Available records:
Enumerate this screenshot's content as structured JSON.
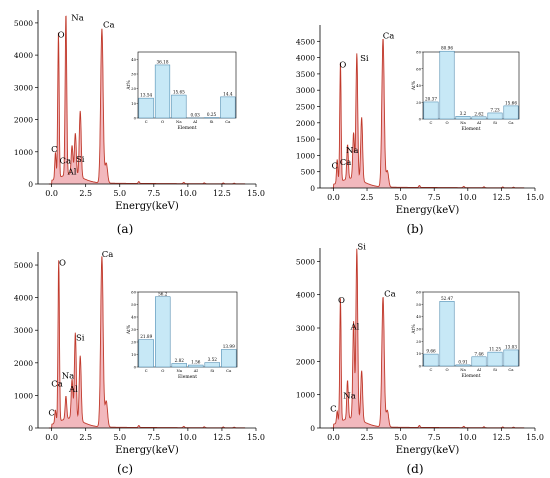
{
  "panel_captions": [
    "(a)",
    "(b)",
    "(c)",
    "(d)"
  ],
  "chart_data": [
    {
      "type": "area",
      "panel": "(a)",
      "xlabel": "Energy(keV)",
      "ylabel": "",
      "xlim": [
        -1,
        15
      ],
      "ylim": [
        0,
        5400
      ],
      "xticks": [
        "0.0",
        "2.5",
        "5.0",
        "7.5",
        "10.0",
        "12.5",
        "15.0"
      ],
      "yticks": [
        "0",
        "1000",
        "2000",
        "3000",
        "4000",
        "5000"
      ],
      "peaks": [
        {
          "x": 0.28,
          "y": 830,
          "label": "C"
        },
        {
          "x": 0.5,
          "y": 4500,
          "label": "O"
        },
        {
          "x": 1.05,
          "y": 5000,
          "label": "Na"
        },
        {
          "x": 1.5,
          "y": 900,
          "label": "Al"
        },
        {
          "x": 1.74,
          "y": 1300,
          "label": "Si"
        },
        {
          "x": 2.1,
          "y": 2050,
          "label": ""
        },
        {
          "x": 3.69,
          "y": 4800,
          "label": "Ca"
        },
        {
          "x": 4.01,
          "y": 620,
          "label": ""
        }
      ],
      "peak_labels": [
        {
          "text": "O",
          "x": 0.7,
          "y": 4550
        },
        {
          "text": "Na",
          "x": 1.9,
          "y": 5080
        },
        {
          "text": "Ca",
          "x": 4.2,
          "y": 4850
        },
        {
          "text": "C",
          "x": 0.2,
          "y": 990
        },
        {
          "text": "Ca",
          "x": 1.0,
          "y": 630
        },
        {
          "text": "Si",
          "x": 2.1,
          "y": 690
        },
        {
          "text": "Al",
          "x": 1.5,
          "y": 300
        }
      ],
      "inset": {
        "type": "bar",
        "categories": [
          "C",
          "O",
          "Na",
          "Al",
          "Si",
          "Ca"
        ],
        "values": [
          13.54,
          36.18,
          15.65,
          0.03,
          0.25,
          14.4
        ],
        "ylabel": "At%",
        "xlabel": "Element",
        "ylim": [
          0,
          45
        ],
        "yticks": [
          "0",
          "10",
          "20",
          "30",
          "40"
        ]
      }
    },
    {
      "type": "area",
      "panel": "(b)",
      "xlabel": "Energy(keV)",
      "ylabel": "",
      "xlim": [
        -1,
        15
      ],
      "ylim": [
        0,
        5000
      ],
      "xticks": [
        "0.0",
        "2.5",
        "5.0",
        "7.5",
        "10.0",
        "12.5",
        "15.0"
      ],
      "yticks": [
        "0",
        "500",
        "1000",
        "1500",
        "2000",
        "2500",
        "3000",
        "3500",
        "4000",
        "4500"
      ],
      "peaks": [
        {
          "x": 0.28,
          "y": 720,
          "label": "C"
        },
        {
          "x": 0.52,
          "y": 3650,
          "label": "O"
        },
        {
          "x": 1.05,
          "y": 1050,
          "label": "Na"
        },
        {
          "x": 1.5,
          "y": 1400,
          "label": ""
        },
        {
          "x": 1.74,
          "y": 3850,
          "label": "Si"
        },
        {
          "x": 2.1,
          "y": 1950,
          "label": ""
        },
        {
          "x": 3.69,
          "y": 4550,
          "label": "Ca"
        },
        {
          "x": 4.01,
          "y": 500,
          "label": ""
        }
      ],
      "peak_labels": [
        {
          "text": "O",
          "x": 0.7,
          "y": 3700
        },
        {
          "text": "Si",
          "x": 2.3,
          "y": 3900
        },
        {
          "text": "Ca",
          "x": 4.1,
          "y": 4580
        },
        {
          "text": "C",
          "x": 0.1,
          "y": 600
        },
        {
          "text": "Ca",
          "x": 0.9,
          "y": 700
        },
        {
          "text": "Na",
          "x": 1.4,
          "y": 1080
        }
      ],
      "inset": {
        "type": "bar",
        "categories": [
          "C",
          "O",
          "Na",
          "Al",
          "Si",
          "Ca"
        ],
        "values": [
          20.37,
          80.96,
          3.2,
          2.62,
          7.23,
          15.66
        ],
        "ylabel": "At%",
        "xlabel": "Element",
        "ylim": [
          0,
          80
        ],
        "yticks": [
          "0",
          "20",
          "40",
          "60",
          "80"
        ]
      }
    },
    {
      "type": "area",
      "panel": "(c)",
      "xlabel": "Energy(keV)",
      "ylabel": "",
      "xlim": [
        -1,
        15
      ],
      "ylim": [
        0,
        5400
      ],
      "xticks": [
        "0.0",
        "2.5",
        "5.0",
        "7.5",
        "10.0",
        "12.5",
        "15.0"
      ],
      "yticks": [
        "0",
        "1000",
        "2000",
        "3000",
        "4000",
        "5000"
      ],
      "peaks": [
        {
          "x": 0.28,
          "y": 400,
          "label": "C"
        },
        {
          "x": 0.52,
          "y": 4950,
          "label": "O"
        },
        {
          "x": 1.05,
          "y": 700,
          "label": "Na"
        },
        {
          "x": 1.5,
          "y": 1200,
          "label": "Al"
        },
        {
          "x": 1.74,
          "y": 2650,
          "label": "Si"
        },
        {
          "x": 2.1,
          "y": 2000,
          "label": ""
        },
        {
          "x": 3.69,
          "y": 5250,
          "label": "Ca"
        },
        {
          "x": 4.01,
          "y": 800,
          "label": ""
        }
      ],
      "peak_labels": [
        {
          "text": "O",
          "x": 0.8,
          "y": 4980
        },
        {
          "text": "Ca",
          "x": 4.1,
          "y": 5250
        },
        {
          "text": "Si",
          "x": 2.1,
          "y": 2680
        },
        {
          "text": "Ca",
          "x": 0.4,
          "y": 1280
        },
        {
          "text": "Na",
          "x": 1.2,
          "y": 1520
        },
        {
          "text": "Al",
          "x": 1.6,
          "y": 1100
        },
        {
          "text": "C",
          "x": 0.0,
          "y": 380
        }
      ],
      "inset": {
        "type": "bar",
        "categories": [
          "C",
          "O",
          "Na",
          "Al",
          "Si",
          "Ca"
        ],
        "values": [
          21.89,
          56.2,
          2.82,
          1.56,
          3.52,
          13.99
        ],
        "ylabel": "At%",
        "xlabel": "Element",
        "ylim": [
          0,
          60
        ],
        "yticks": [
          "0",
          "10",
          "20",
          "30",
          "40",
          "50",
          "60"
        ]
      }
    },
    {
      "type": "area",
      "panel": "(d)",
      "xlabel": "Energy(keV)",
      "ylabel": "",
      "xlim": [
        -1,
        15
      ],
      "ylim": [
        0,
        5400
      ],
      "xticks": [
        "0.0",
        "2.5",
        "5.0",
        "7.5",
        "10.0",
        "12.5",
        "15.0"
      ],
      "yticks": [
        "0",
        "1000",
        "2000",
        "3000",
        "4000",
        "5000"
      ],
      "peaks": [
        {
          "x": 0.28,
          "y": 350,
          "label": "C"
        },
        {
          "x": 0.52,
          "y": 3700,
          "label": "O"
        },
        {
          "x": 1.05,
          "y": 1150,
          "label": "Na"
        },
        {
          "x": 1.5,
          "y": 2900,
          "label": "Al"
        },
        {
          "x": 1.74,
          "y": 5100,
          "label": "Si"
        },
        {
          "x": 2.1,
          "y": 1500,
          "label": ""
        },
        {
          "x": 3.69,
          "y": 3900,
          "label": "Ca"
        },
        {
          "x": 4.01,
          "y": 500,
          "label": ""
        }
      ],
      "peak_labels": [
        {
          "text": "Si",
          "x": 2.1,
          "y": 5350
        },
        {
          "text": "O",
          "x": 0.6,
          "y": 3750
        },
        {
          "text": "Ca",
          "x": 4.2,
          "y": 3950
        },
        {
          "text": "Al",
          "x": 1.6,
          "y": 2950
        },
        {
          "text": "Na",
          "x": 1.2,
          "y": 880
        },
        {
          "text": "C",
          "x": 0.0,
          "y": 500
        }
      ],
      "inset": {
        "type": "bar",
        "categories": [
          "C",
          "O",
          "Na",
          "Al",
          "Si",
          "Ca"
        ],
        "values": [
          9.66,
          52.47,
          0.91,
          7.46,
          11.25,
          13.03
        ],
        "ylabel": "At%",
        "xlabel": "Element",
        "ylim": [
          0,
          60
        ],
        "yticks": [
          "0",
          "10",
          "20",
          "30",
          "40",
          "50",
          "60"
        ]
      }
    }
  ],
  "colors": {
    "line": "#c0392b",
    "fill": "#f2b8bd",
    "bar": "#c7e8f6",
    "bar_stroke": "#3a7ca5",
    "axis": "#000000"
  }
}
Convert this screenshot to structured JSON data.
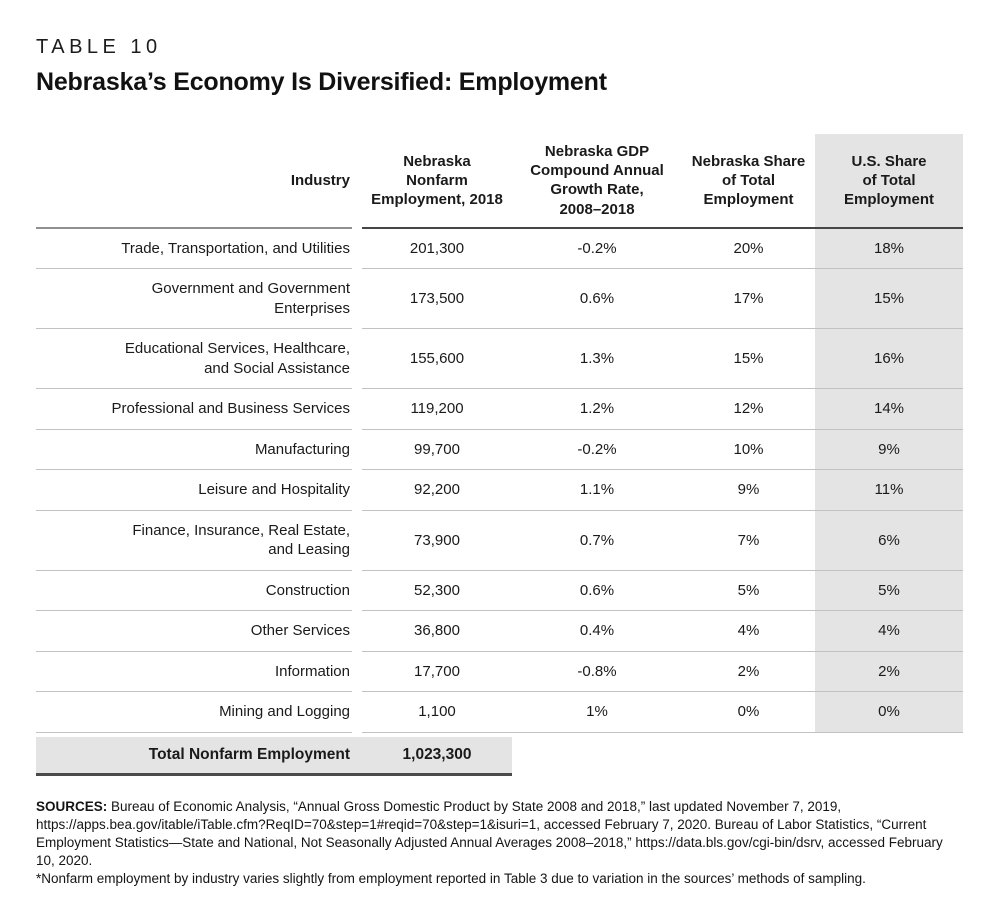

Your goal: Return only the number of lines in the preceding records that contain the string "structured".

Reply to the exercise: 2